> **Aim**
Each entry below is to be written out exactly, and the pictures are to be left out.

> **Data provided**
start
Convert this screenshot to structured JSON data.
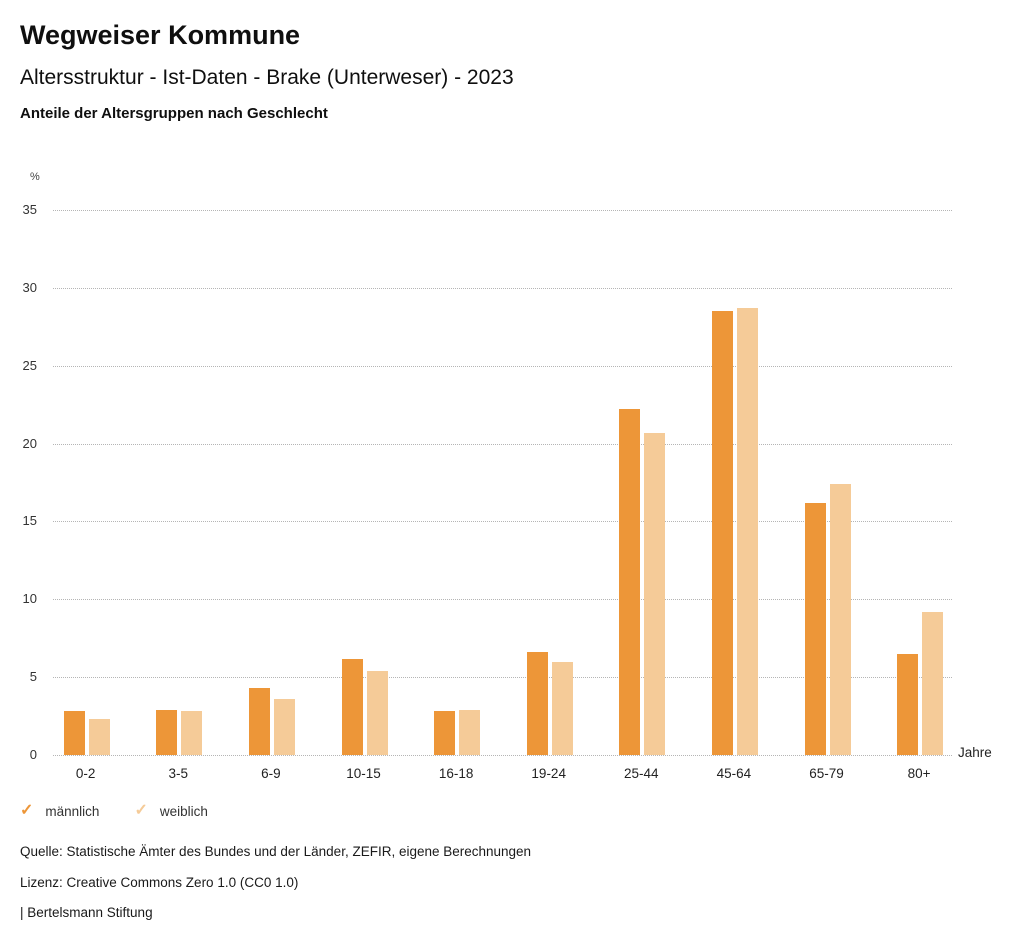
{
  "header": {
    "title": "Wegweiser Kommune",
    "subtitle": "Altersstruktur - Ist-Daten - Brake (Unterweser) - 2023",
    "caption": "Anteile der Altersgruppen nach Geschlecht"
  },
  "chart_data": {
    "type": "bar",
    "title": "Anteile der Altersgruppen nach Geschlecht",
    "y_unit": "%",
    "x_unit": "Jahre",
    "categories": [
      "0-2",
      "3-5",
      "6-9",
      "10-15",
      "16-18",
      "19-24",
      "25-44",
      "45-64",
      "65-79",
      "80+"
    ],
    "series": [
      {
        "name": "männlich",
        "color": "#ED9638",
        "values": [
          2.8,
          2.9,
          4.3,
          6.2,
          2.8,
          6.6,
          22.2,
          28.5,
          16.2,
          6.5
        ]
      },
      {
        "name": "weiblich",
        "color": "#F5CB98",
        "values": [
          2.3,
          2.8,
          3.6,
          5.4,
          2.9,
          6.0,
          20.7,
          28.7,
          17.4,
          9.2
        ]
      }
    ],
    "ylim": [
      0,
      35
    ],
    "ytick_step": 5,
    "grid": "dotted-horizontal",
    "legend_position": "bottom-left"
  },
  "legend": {
    "check_glyph": "✓",
    "items": [
      {
        "label": "männlich",
        "color": "#ED9638"
      },
      {
        "label": "weiblich",
        "color": "#F5CB98"
      }
    ]
  },
  "footer": {
    "source": "Quelle: Statistische Ämter des Bundes und der Länder, ZEFIR, eigene Berechnungen",
    "license": "Lizenz: Creative Commons Zero 1.0 (CC0 1.0)",
    "attribution": "| Bertelsmann Stiftung"
  }
}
end
> **Complete response**
Convert this screenshot to structured JSON data.
{
  "header": {
    "title": "Wegweiser Kommune",
    "subtitle": "Altersstruktur - Ist-Daten - Brake (Unterweser) - 2023",
    "caption": "Anteile der Altersgruppen nach Geschlecht"
  },
  "chart_data": {
    "type": "bar",
    "title": "Anteile der Altersgruppen nach Geschlecht",
    "y_unit": "%",
    "x_unit": "Jahre",
    "categories": [
      "0-2",
      "3-5",
      "6-9",
      "10-15",
      "16-18",
      "19-24",
      "25-44",
      "45-64",
      "65-79",
      "80+"
    ],
    "series": [
      {
        "name": "männlich",
        "color": "#ED9638",
        "values": [
          2.8,
          2.9,
          4.3,
          6.2,
          2.8,
          6.6,
          22.2,
          28.5,
          16.2,
          6.5
        ]
      },
      {
        "name": "weiblich",
        "color": "#F5CB98",
        "values": [
          2.3,
          2.8,
          3.6,
          5.4,
          2.9,
          6.0,
          20.7,
          28.7,
          17.4,
          9.2
        ]
      }
    ],
    "ylim": [
      0,
      35
    ],
    "ytick_step": 5,
    "grid": "dotted-horizontal",
    "legend_position": "bottom-left"
  },
  "legend": {
    "check_glyph": "✓",
    "items": [
      {
        "label": "männlich",
        "color": "#ED9638"
      },
      {
        "label": "weiblich",
        "color": "#F5CB98"
      }
    ]
  },
  "footer": {
    "source": "Quelle: Statistische Ämter des Bundes und der Länder, ZEFIR, eigene Berechnungen",
    "license": "Lizenz: Creative Commons Zero 1.0 (CC0 1.0)",
    "attribution": "| Bertelsmann Stiftung"
  }
}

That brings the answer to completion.